#### Set task
Leave out the pictures and copy everything else below exactly.

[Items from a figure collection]
* * * * *
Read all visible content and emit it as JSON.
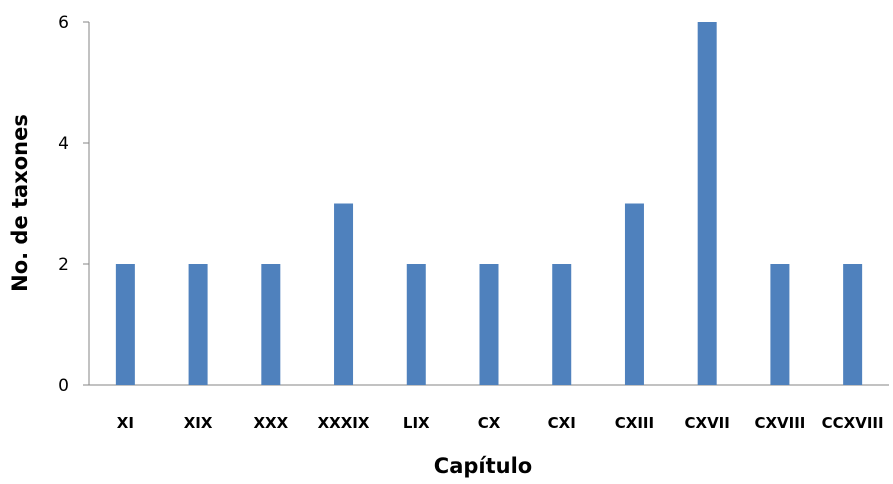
{
  "chart_data": {
    "type": "bar",
    "xlabel": "Capítulo",
    "ylabel": "No. de taxones",
    "categories": [
      "XI",
      "XIX",
      "XXX",
      "XXXIX",
      "LIX",
      "CX",
      "CXI",
      "CXIII",
      "CXVII",
      "CXVIII",
      "CCXVIII"
    ],
    "values": [
      2,
      2,
      2,
      3,
      2,
      2,
      2,
      3,
      6,
      2,
      2
    ],
    "ylim": [
      0,
      6
    ],
    "yticks": [
      0,
      2,
      4,
      6
    ],
    "grid": false,
    "legend": "none",
    "bar_color": "#4F81BD"
  }
}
* * * * *
#### Final answer
Read all visible content and emit it as JSON.
{
  "chart_data": {
    "type": "bar",
    "xlabel": "Capítulo",
    "ylabel": "No. de taxones",
    "categories": [
      "XI",
      "XIX",
      "XXX",
      "XXXIX",
      "LIX",
      "CX",
      "CXI",
      "CXIII",
      "CXVII",
      "CXVIII",
      "CCXVIII"
    ],
    "values": [
      2,
      2,
      2,
      3,
      2,
      2,
      2,
      3,
      6,
      2,
      2
    ],
    "ylim": [
      0,
      6
    ],
    "yticks": [
      0,
      2,
      4,
      6
    ],
    "grid": false,
    "legend": "none",
    "bar_color": "#4F81BD"
  }
}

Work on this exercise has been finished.